- _STATED GOAL_: Write the records below out again exactly as given, with no images.

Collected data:

****

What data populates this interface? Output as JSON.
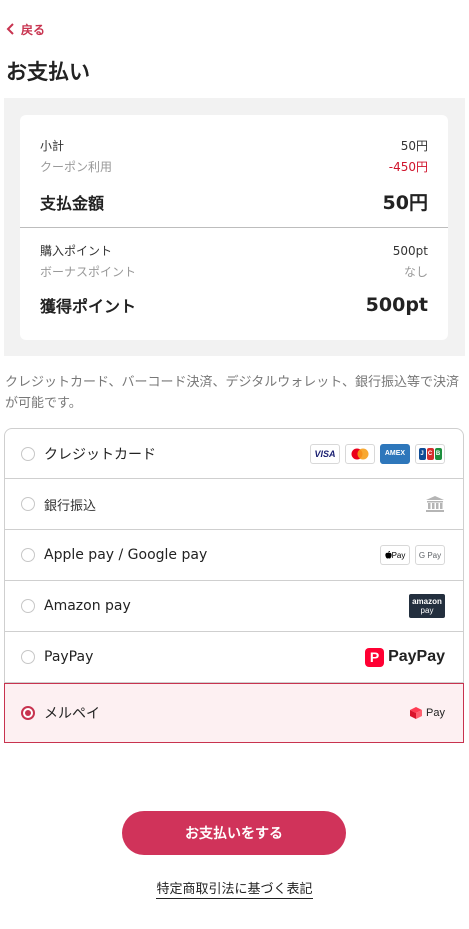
{
  "nav": {
    "back_label": "戻る"
  },
  "page_title": "お支払い",
  "summary": {
    "subtotal_label": "小計",
    "subtotal_value": "50円",
    "coupon_label": "クーポン利用",
    "coupon_value": "-450円",
    "total_label": "支払金額",
    "total_value": "50円",
    "purchase_points_label": "購入ポイント",
    "purchase_points_value": "500pt",
    "bonus_points_label": "ボーナスポイント",
    "bonus_points_value": "なし",
    "earned_points_label": "獲得ポイント",
    "earned_points_value": "500pt",
    "negative_color": "#d0142c"
  },
  "description": "クレジットカード、バーコード決済、デジタルウォレット、銀行振込等で決済が可能です。",
  "methods": [
    {
      "label": "クレジットカード",
      "selected": false
    },
    {
      "label": "銀行振込",
      "selected": false
    },
    {
      "label": "Apple pay / Google pay",
      "selected": false
    },
    {
      "label": "Amazon pay",
      "selected": false
    },
    {
      "label": "PayPay",
      "selected": false
    },
    {
      "label": "メルペイ",
      "selected": true
    }
  ],
  "logos": {
    "visa": "VISA",
    "amex": "AMEX",
    "jcb": [
      "J",
      "C",
      "B"
    ],
    "apple_pay": "Pay",
    "google_pay": "G Pay",
    "amazon_top": "amazon",
    "amazon_bottom": "pay",
    "paypay_mark": "P",
    "paypay_text": "PayPay",
    "merpay_text": "Pay",
    "bank_icon": "bank-icon"
  },
  "colors": {
    "accent": "#c8334f",
    "button": "#d0335a",
    "selected_bg": "#fdf0f2"
  },
  "pay_button_label": "お支払いをする",
  "legal_link": "特定商取引法に基づく表記"
}
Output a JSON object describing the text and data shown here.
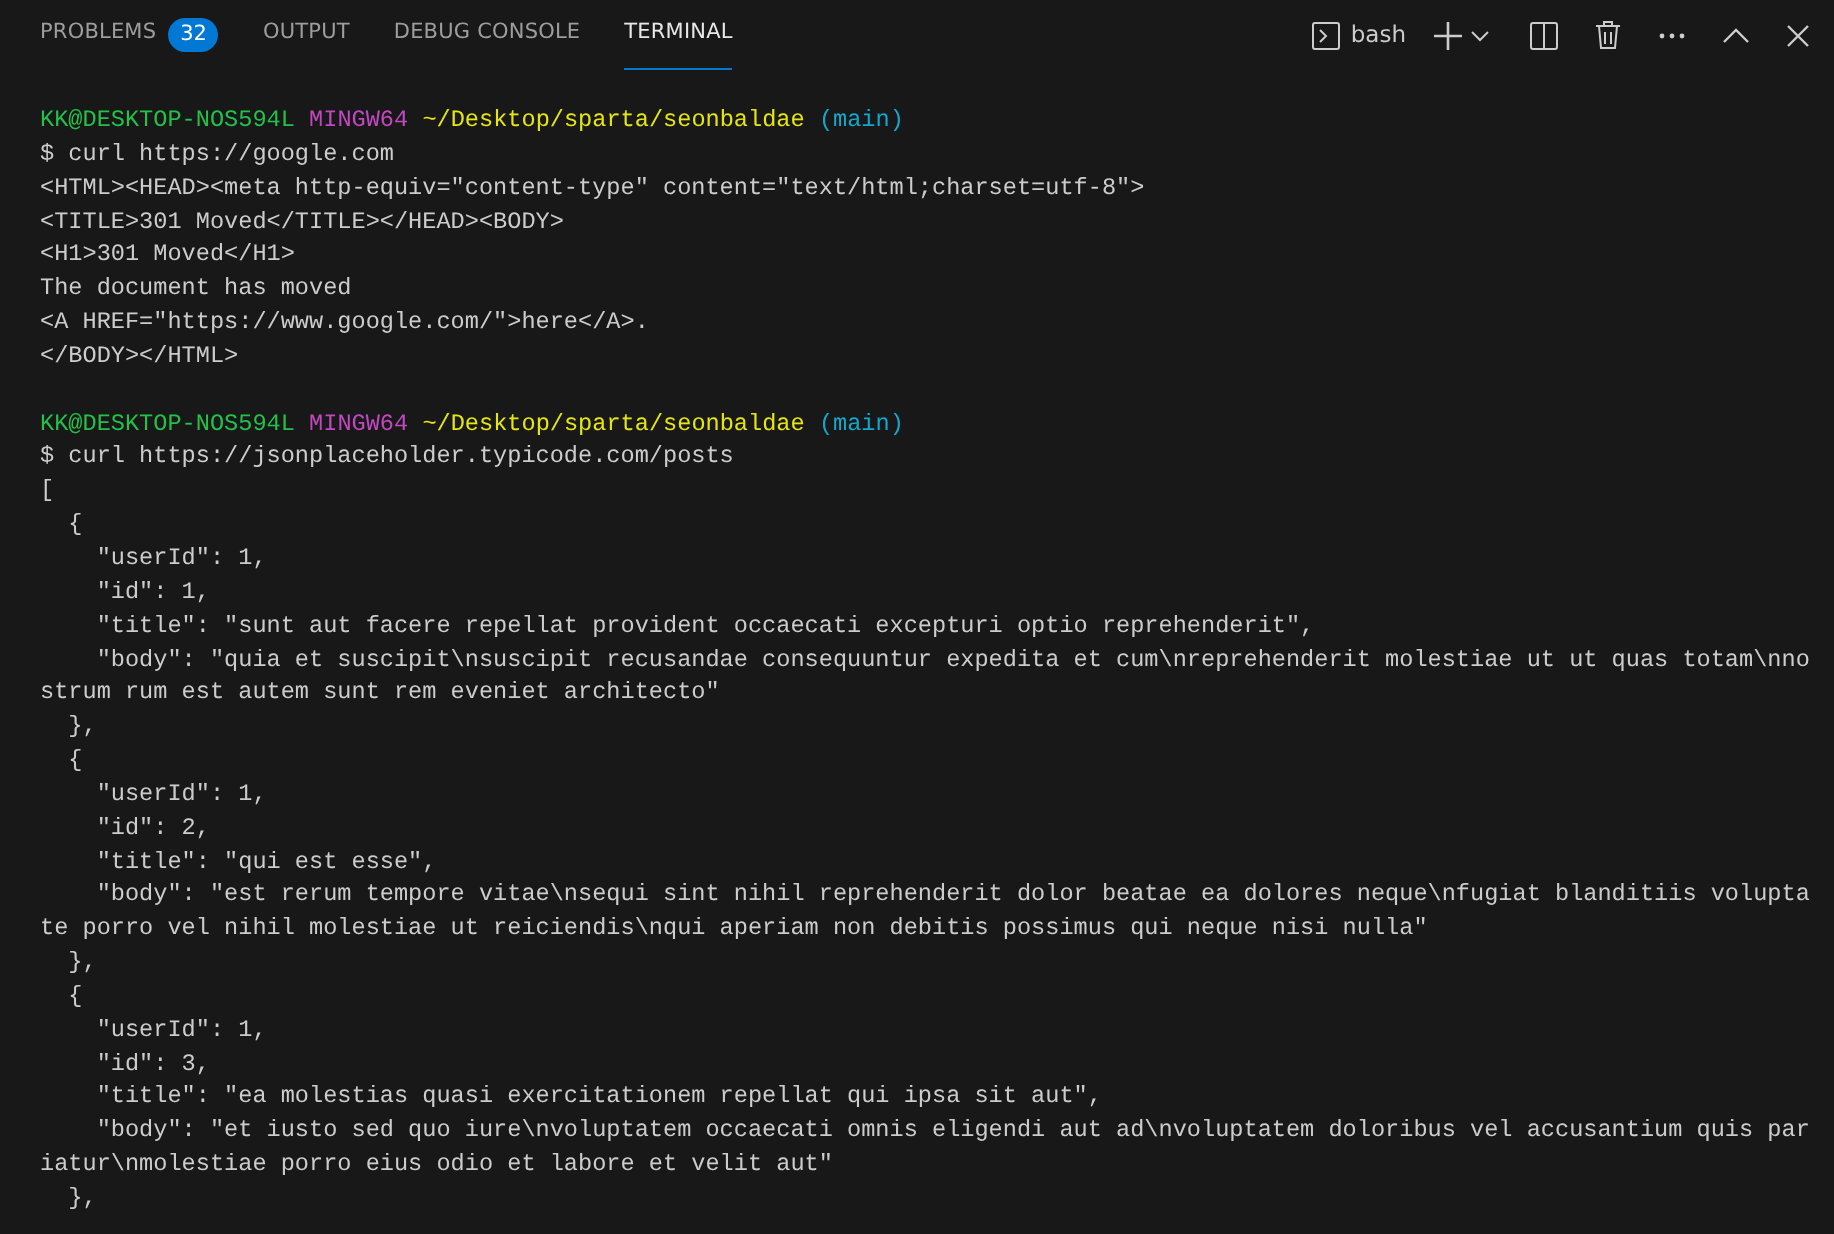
{
  "panel_tabs": [
    {
      "label": "PROBLEMS",
      "badge": "32",
      "selected": false
    },
    {
      "label": "OUTPUT",
      "selected": false
    },
    {
      "label": "DEBUG CONSOLE",
      "selected": false
    },
    {
      "label": "TERMINAL",
      "selected": true
    }
  ],
  "terminal_profile": {
    "label": "bash"
  },
  "terminal_lines": [
    {
      "kind": "prompt",
      "user_host": "KK@DESKTOP-NOS594L",
      "system": "MINGW64",
      "path": "~/Desktop/sparta/seonbaldae",
      "branch": "(main)"
    },
    {
      "kind": "text",
      "text": "$ curl https://google.com"
    },
    {
      "kind": "text",
      "text": "<HTML><HEAD><meta http-equiv=\"content-type\" content=\"text/html;charset=utf-8\">"
    },
    {
      "kind": "text",
      "text": "<TITLE>301 Moved</TITLE></HEAD><BODY>"
    },
    {
      "kind": "text",
      "text": "<H1>301 Moved</H1>"
    },
    {
      "kind": "text",
      "text": "The document has moved"
    },
    {
      "kind": "text",
      "text": "<A HREF=\"https://www.google.com/\">here</A>."
    },
    {
      "kind": "text",
      "text": "</BODY></HTML>"
    },
    {
      "kind": "blank"
    },
    {
      "kind": "prompt",
      "user_host": "KK@DESKTOP-NOS594L",
      "system": "MINGW64",
      "path": "~/Desktop/sparta/seonbaldae",
      "branch": "(main)"
    },
    {
      "kind": "text",
      "text": "$ curl https://jsonplaceholder.typicode.com/posts"
    },
    {
      "kind": "text",
      "text": "["
    },
    {
      "kind": "text",
      "text": "  {"
    },
    {
      "kind": "text",
      "text": "    \"userId\": 1,"
    },
    {
      "kind": "text",
      "text": "    \"id\": 1,"
    },
    {
      "kind": "text",
      "text": "    \"title\": \"sunt aut facere repellat provident occaecati excepturi optio reprehenderit\","
    },
    {
      "kind": "text",
      "text": "    \"body\": \"quia et suscipit\\nsuscipit recusandae consequuntur expedita et cum\\nreprehenderit molestiae ut ut quas totam\\nno"
    },
    {
      "kind": "text",
      "text": "strum rum est autem sunt rem eveniet architecto\""
    },
    {
      "kind": "text",
      "text": "  },"
    },
    {
      "kind": "text",
      "text": "  {"
    },
    {
      "kind": "text",
      "text": "    \"userId\": 1,"
    },
    {
      "kind": "text",
      "text": "    \"id\": 2,"
    },
    {
      "kind": "text",
      "text": "    \"title\": \"qui est esse\","
    },
    {
      "kind": "text",
      "text": "    \"body\": \"est rerum tempore vitae\\nsequi sint nihil reprehenderit dolor beatae ea dolores neque\\nfugiat blanditiis volupta"
    },
    {
      "kind": "text",
      "text": "te porro vel nihil molestiae ut reiciendis\\nqui aperiam non debitis possimus qui neque nisi nulla\""
    },
    {
      "kind": "text",
      "text": "  },"
    },
    {
      "kind": "text",
      "text": "  {"
    },
    {
      "kind": "text",
      "text": "    \"userId\": 1,"
    },
    {
      "kind": "text",
      "text": "    \"id\": 3,"
    },
    {
      "kind": "text",
      "text": "    \"title\": \"ea molestias quasi exercitationem repellat qui ipsa sit aut\","
    },
    {
      "kind": "text",
      "text": "    \"body\": \"et iusto sed quo iure\\nvoluptatem occaecati omnis eligendi aut ad\\nvoluptatem doloribus vel accusantium quis par"
    },
    {
      "kind": "text",
      "text": "iatur\\nmolestiae porro eius odio et labore et velit aut\""
    },
    {
      "kind": "text",
      "text": "  },"
    }
  ]
}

****

- _SOLUTION BELOW_:
What data populates this interface? Output as JSON.
{
  "nav": {
    "back_label": "戻る"
  },
  "page_title": "お支払い",
  "summary": {
    "subtotal_label": "小計",
    "subtotal_value": "50円",
    "coupon_label": "クーポン利用",
    "coupon_value": "-450円",
    "total_label": "支払金額",
    "total_value": "50円",
    "purchase_points_label": "購入ポイント",
    "purchase_points_value": "500pt",
    "bonus_points_label": "ボーナスポイント",
    "bonus_points_value": "なし",
    "earned_points_label": "獲得ポイント",
    "earned_points_value": "500pt",
    "negative_color": "#d0142c"
  },
  "description": "クレジットカード、バーコード決済、デジタルウォレット、銀行振込等で決済が可能です。",
  "methods": [
    {
      "label": "クレジットカード",
      "selected": false
    },
    {
      "label": "銀行振込",
      "selected": false
    },
    {
      "label": "Apple pay / Google pay",
      "selected": false
    },
    {
      "label": "Amazon pay",
      "selected": false
    },
    {
      "label": "PayPay",
      "selected": false
    },
    {
      "label": "メルペイ",
      "selected": true
    }
  ],
  "logos": {
    "visa": "VISA",
    "amex": "AMEX",
    "jcb": [
      "J",
      "C",
      "B"
    ],
    "apple_pay": "Pay",
    "google_pay": "G Pay",
    "amazon_top": "amazon",
    "amazon_bottom": "pay",
    "paypay_mark": "P",
    "paypay_text": "PayPay",
    "merpay_text": "Pay",
    "bank_icon": "bank-icon"
  },
  "colors": {
    "accent": "#c8334f",
    "button": "#d0335a",
    "selected_bg": "#fdf0f2"
  },
  "pay_button_label": "お支払いをする",
  "legal_link": "特定商取引法に基づく表記"
}
Output a JSON object describing the text and data shown here.
{
  "panel_tabs": [
    {
      "label": "PROBLEMS",
      "badge": "32",
      "selected": false
    },
    {
      "label": "OUTPUT",
      "selected": false
    },
    {
      "label": "DEBUG CONSOLE",
      "selected": false
    },
    {
      "label": "TERMINAL",
      "selected": true
    }
  ],
  "terminal_profile": {
    "label": "bash"
  },
  "terminal_lines": [
    {
      "kind": "prompt",
      "user_host": "KK@DESKTOP-NOS594L",
      "system": "MINGW64",
      "path": "~/Desktop/sparta/seonbaldae",
      "branch": "(main)"
    },
    {
      "kind": "text",
      "text": "$ curl https://google.com"
    },
    {
      "kind": "text",
      "text": "<HTML><HEAD><meta http-equiv=\"content-type\" content=\"text/html;charset=utf-8\">"
    },
    {
      "kind": "text",
      "text": "<TITLE>301 Moved</TITLE></HEAD><BODY>"
    },
    {
      "kind": "text",
      "text": "<H1>301 Moved</H1>"
    },
    {
      "kind": "text",
      "text": "The document has moved"
    },
    {
      "kind": "text",
      "text": "<A HREF=\"https://www.google.com/\">here</A>."
    },
    {
      "kind": "text",
      "text": "</BODY></HTML>"
    },
    {
      "kind": "blank"
    },
    {
      "kind": "prompt",
      "user_host": "KK@DESKTOP-NOS594L",
      "system": "MINGW64",
      "path": "~/Desktop/sparta/seonbaldae",
      "branch": "(main)"
    },
    {
      "kind": "text",
      "text": "$ curl https://jsonplaceholder.typicode.com/posts"
    },
    {
      "kind": "text",
      "text": "["
    },
    {
      "kind": "text",
      "text": "  {"
    },
    {
      "kind": "text",
      "text": "    \"userId\": 1,"
    },
    {
      "kind": "text",
      "text": "    \"id\": 1,"
    },
    {
      "kind": "text",
      "text": "    \"title\": \"sunt aut facere repellat provident occaecati excepturi optio reprehenderit\","
    },
    {
      "kind": "text",
      "text": "    \"body\": \"quia et suscipit\\nsuscipit recusandae consequuntur expedita et cum\\nreprehenderit molestiae ut ut quas totam\\nno"
    },
    {
      "kind": "text",
      "text": "strum rum est autem sunt rem eveniet architecto\""
    },
    {
      "kind": "text",
      "text": "  },"
    },
    {
      "kind": "text",
      "text": "  {"
    },
    {
      "kind": "text",
      "text": "    \"userId\": 1,"
    },
    {
      "kind": "text",
      "text": "    \"id\": 2,"
    },
    {
      "kind": "text",
      "text": "    \"title\": \"qui est esse\","
    },
    {
      "kind": "text",
      "text": "    \"body\": \"est rerum tempore vitae\\nsequi sint nihil reprehenderit dolor beatae ea dolores neque\\nfugiat blanditiis volupta"
    },
    {
      "kind": "text",
      "text": "te porro vel nihil molestiae ut reiciendis\\nqui aperiam non debitis possimus qui neque nisi nulla\""
    },
    {
      "kind": "text",
      "text": "  },"
    },
    {
      "kind": "text",
      "text": "  {"
    },
    {
      "kind": "text",
      "text": "    \"userId\": 1,"
    },
    {
      "kind": "text",
      "text": "    \"id\": 3,"
    },
    {
      "kind": "text",
      "text": "    \"title\": \"ea molestias quasi exercitationem repellat qui ipsa sit aut\","
    },
    {
      "kind": "text",
      "text": "    \"body\": \"et iusto sed quo iure\\nvoluptatem occaecati omnis eligendi aut ad\\nvoluptatem doloribus vel accusantium quis par"
    },
    {
      "kind": "text",
      "text": "iatur\\nmolestiae porro eius odio et labore et velit aut\""
    },
    {
      "kind": "text",
      "text": "  },"
    }
  ]
}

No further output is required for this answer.